Show only lines that include "station".
** START Data excerpts **
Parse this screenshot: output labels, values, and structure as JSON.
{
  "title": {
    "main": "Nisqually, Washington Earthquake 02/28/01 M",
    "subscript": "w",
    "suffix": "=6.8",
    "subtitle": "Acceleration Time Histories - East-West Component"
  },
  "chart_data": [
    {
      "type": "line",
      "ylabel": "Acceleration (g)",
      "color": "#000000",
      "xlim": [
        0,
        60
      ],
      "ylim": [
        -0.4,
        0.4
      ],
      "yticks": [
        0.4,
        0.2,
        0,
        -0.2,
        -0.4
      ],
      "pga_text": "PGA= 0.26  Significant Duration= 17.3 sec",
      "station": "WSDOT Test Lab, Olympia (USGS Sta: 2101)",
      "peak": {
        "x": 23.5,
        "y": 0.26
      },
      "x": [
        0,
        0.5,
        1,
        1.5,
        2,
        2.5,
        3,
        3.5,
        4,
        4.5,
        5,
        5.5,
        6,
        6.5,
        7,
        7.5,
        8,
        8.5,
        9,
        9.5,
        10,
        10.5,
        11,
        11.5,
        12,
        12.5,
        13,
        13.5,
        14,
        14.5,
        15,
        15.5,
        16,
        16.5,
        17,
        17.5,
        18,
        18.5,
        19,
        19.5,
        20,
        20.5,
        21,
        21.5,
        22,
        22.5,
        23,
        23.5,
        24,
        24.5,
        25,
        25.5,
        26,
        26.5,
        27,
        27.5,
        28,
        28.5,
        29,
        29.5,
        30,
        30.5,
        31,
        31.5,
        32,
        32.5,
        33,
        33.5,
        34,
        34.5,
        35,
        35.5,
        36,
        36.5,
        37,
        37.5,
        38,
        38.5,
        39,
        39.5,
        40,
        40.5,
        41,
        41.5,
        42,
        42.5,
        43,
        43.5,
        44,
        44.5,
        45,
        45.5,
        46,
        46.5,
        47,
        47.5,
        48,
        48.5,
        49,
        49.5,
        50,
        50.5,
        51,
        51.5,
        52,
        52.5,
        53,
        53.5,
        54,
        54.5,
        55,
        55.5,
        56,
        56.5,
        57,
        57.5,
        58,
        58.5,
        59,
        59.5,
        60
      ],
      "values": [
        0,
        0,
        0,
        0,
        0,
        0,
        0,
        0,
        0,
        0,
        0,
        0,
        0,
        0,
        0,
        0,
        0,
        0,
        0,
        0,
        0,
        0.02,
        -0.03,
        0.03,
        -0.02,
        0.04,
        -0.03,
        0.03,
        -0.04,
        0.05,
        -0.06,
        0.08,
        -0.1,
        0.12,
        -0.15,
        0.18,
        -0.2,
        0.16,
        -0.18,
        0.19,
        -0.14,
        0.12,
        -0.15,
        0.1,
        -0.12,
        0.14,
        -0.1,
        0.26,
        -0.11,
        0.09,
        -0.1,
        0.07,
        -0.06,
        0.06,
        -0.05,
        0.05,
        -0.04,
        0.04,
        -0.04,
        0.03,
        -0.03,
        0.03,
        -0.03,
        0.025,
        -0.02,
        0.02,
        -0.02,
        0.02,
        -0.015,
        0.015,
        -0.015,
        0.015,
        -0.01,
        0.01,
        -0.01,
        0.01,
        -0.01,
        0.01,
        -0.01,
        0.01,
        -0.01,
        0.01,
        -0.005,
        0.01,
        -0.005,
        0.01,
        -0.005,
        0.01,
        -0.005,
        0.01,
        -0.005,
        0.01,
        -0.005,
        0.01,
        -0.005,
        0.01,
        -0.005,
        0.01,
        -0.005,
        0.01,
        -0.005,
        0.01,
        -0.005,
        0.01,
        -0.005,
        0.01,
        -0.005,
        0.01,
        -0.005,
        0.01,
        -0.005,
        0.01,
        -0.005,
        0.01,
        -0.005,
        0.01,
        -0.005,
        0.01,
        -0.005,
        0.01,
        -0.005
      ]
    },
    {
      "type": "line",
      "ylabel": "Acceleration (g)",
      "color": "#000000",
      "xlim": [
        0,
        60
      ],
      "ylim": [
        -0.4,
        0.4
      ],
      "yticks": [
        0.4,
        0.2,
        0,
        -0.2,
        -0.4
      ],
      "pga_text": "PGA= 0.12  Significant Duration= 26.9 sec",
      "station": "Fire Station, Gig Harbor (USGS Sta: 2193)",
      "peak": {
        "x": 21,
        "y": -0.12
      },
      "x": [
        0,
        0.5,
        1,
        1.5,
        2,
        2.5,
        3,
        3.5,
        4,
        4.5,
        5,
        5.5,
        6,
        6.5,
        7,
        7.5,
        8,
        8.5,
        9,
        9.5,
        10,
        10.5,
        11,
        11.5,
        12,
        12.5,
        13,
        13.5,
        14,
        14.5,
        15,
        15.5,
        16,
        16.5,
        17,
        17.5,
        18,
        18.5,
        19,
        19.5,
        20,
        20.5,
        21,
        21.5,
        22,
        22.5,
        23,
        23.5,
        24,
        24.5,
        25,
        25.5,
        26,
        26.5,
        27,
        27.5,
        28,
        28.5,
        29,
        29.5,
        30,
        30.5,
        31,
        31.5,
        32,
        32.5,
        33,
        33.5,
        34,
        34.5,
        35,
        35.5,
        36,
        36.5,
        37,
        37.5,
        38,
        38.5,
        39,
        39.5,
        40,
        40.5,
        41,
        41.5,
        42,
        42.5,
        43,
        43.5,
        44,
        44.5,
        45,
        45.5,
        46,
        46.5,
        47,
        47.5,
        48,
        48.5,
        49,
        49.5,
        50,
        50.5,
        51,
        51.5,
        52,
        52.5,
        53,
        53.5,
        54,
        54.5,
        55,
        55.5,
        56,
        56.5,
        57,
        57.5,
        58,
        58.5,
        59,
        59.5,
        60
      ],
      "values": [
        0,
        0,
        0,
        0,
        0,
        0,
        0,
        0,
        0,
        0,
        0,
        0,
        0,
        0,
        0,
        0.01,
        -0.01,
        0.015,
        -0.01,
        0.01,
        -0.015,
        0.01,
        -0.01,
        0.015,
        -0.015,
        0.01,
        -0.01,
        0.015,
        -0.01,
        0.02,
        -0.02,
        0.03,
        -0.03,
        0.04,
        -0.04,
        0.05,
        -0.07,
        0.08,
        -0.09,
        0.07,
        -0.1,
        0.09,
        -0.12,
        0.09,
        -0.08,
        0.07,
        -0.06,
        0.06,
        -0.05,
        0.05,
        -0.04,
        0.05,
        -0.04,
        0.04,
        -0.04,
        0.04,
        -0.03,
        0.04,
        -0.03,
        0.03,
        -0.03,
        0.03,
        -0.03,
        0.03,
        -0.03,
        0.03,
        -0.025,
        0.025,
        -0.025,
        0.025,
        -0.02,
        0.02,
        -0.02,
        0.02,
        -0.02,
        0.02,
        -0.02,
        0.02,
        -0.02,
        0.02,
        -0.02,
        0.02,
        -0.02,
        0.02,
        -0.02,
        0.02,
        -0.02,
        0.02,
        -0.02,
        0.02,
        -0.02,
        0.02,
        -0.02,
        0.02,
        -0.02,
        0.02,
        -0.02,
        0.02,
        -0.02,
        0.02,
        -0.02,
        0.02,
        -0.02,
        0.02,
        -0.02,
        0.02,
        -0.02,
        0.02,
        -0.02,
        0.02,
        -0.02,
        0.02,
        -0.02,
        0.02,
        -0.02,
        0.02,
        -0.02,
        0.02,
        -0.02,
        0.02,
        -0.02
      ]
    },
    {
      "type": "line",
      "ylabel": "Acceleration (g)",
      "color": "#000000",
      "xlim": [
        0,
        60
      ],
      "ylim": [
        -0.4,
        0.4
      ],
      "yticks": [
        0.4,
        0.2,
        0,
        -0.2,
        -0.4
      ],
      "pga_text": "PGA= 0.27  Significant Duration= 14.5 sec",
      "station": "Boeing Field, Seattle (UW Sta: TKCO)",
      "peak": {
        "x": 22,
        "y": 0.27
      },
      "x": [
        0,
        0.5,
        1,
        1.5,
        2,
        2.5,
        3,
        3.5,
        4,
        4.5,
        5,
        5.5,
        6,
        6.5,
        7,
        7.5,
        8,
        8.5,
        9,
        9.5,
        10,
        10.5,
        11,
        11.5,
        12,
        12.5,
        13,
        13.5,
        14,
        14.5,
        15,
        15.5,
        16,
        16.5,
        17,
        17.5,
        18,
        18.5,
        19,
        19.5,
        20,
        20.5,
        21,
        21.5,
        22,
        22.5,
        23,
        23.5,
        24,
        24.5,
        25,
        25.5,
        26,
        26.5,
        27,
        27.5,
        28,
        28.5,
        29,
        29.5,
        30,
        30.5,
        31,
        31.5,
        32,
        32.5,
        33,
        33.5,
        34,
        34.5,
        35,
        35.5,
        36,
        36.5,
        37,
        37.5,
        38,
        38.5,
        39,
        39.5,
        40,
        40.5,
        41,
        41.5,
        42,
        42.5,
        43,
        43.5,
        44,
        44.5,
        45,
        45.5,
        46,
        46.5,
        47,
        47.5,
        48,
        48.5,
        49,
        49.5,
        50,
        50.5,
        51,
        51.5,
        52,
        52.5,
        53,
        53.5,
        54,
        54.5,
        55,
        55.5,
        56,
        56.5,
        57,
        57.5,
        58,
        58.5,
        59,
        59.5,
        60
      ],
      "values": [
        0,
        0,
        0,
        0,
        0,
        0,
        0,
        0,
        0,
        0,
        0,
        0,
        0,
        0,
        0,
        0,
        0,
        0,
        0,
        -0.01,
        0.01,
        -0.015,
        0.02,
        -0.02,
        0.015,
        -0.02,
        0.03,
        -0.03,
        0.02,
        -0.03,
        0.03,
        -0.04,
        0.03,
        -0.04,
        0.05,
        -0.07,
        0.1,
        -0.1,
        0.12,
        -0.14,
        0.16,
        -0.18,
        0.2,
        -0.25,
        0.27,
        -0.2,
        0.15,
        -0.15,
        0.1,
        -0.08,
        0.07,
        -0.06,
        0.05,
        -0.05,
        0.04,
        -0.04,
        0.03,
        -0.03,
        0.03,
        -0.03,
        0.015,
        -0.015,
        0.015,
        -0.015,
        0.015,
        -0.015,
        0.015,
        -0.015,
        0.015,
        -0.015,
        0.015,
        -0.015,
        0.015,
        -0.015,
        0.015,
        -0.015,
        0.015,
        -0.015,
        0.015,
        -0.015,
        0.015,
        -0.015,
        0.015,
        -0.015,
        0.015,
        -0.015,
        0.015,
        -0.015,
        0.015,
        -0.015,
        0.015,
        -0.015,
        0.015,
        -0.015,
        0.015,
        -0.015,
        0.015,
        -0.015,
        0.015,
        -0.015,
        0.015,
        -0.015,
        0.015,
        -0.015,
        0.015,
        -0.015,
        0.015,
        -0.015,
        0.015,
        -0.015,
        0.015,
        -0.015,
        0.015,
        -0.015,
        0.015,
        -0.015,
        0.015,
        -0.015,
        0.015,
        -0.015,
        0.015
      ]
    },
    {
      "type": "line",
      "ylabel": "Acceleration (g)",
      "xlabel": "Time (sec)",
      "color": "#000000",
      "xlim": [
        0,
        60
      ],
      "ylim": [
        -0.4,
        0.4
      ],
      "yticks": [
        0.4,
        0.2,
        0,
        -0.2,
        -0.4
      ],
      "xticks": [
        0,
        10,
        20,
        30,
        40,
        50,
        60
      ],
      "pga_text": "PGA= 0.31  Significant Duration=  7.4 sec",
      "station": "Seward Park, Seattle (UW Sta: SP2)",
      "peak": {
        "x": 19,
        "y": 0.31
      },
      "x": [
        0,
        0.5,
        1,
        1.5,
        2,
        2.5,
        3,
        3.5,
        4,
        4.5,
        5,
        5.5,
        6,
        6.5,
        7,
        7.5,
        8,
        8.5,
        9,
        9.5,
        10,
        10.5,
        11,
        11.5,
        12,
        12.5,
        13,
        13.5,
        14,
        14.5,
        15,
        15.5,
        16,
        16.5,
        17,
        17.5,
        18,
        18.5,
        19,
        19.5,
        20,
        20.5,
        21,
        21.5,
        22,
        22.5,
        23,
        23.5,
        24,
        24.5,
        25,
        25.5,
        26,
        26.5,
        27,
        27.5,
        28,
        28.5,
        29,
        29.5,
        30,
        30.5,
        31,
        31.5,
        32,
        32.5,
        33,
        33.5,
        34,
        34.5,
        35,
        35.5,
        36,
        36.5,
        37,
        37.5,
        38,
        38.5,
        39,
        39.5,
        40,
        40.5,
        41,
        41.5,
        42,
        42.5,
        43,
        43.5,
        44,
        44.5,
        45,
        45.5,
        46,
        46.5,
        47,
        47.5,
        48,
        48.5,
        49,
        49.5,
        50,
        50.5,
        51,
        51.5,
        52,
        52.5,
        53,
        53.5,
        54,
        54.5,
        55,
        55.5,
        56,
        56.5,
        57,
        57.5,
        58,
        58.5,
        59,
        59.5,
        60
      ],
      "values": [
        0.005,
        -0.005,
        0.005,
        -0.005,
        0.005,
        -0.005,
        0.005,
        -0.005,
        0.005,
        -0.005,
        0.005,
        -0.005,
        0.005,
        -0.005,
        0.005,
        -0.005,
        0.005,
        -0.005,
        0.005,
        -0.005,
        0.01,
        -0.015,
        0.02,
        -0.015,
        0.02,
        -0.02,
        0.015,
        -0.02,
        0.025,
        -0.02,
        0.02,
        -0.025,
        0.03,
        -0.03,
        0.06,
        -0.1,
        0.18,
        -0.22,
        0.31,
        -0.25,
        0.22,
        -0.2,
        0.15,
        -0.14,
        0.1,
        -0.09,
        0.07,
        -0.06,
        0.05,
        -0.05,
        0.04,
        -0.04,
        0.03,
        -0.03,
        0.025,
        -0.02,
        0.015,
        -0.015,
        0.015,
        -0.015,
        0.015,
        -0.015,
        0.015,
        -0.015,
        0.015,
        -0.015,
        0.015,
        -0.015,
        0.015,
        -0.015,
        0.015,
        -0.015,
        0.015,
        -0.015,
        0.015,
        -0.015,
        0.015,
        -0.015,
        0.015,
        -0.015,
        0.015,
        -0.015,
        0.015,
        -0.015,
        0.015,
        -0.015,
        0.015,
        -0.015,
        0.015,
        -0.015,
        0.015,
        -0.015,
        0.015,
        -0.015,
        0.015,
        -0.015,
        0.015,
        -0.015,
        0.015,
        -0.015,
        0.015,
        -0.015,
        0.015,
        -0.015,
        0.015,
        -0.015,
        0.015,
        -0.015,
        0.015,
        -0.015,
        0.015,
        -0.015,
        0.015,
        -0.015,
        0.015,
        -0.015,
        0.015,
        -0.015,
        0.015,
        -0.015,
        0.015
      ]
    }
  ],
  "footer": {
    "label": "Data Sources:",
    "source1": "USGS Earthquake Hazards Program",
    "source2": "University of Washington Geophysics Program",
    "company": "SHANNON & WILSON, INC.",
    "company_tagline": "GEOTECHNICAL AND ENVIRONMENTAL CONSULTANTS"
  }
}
** END Data excerpts **
Output of the task =>
      "station": "WSDOT Test Lab, Olympia (USGS Sta: 2101)",
      "station": "Fire Station, Gig Harbor (USGS Sta: 2193)",
      "station": "Boeing Field, Seattle (UW Sta: TKCO)",
      "station": "Seward Park, Seattle (UW Sta: SP2)",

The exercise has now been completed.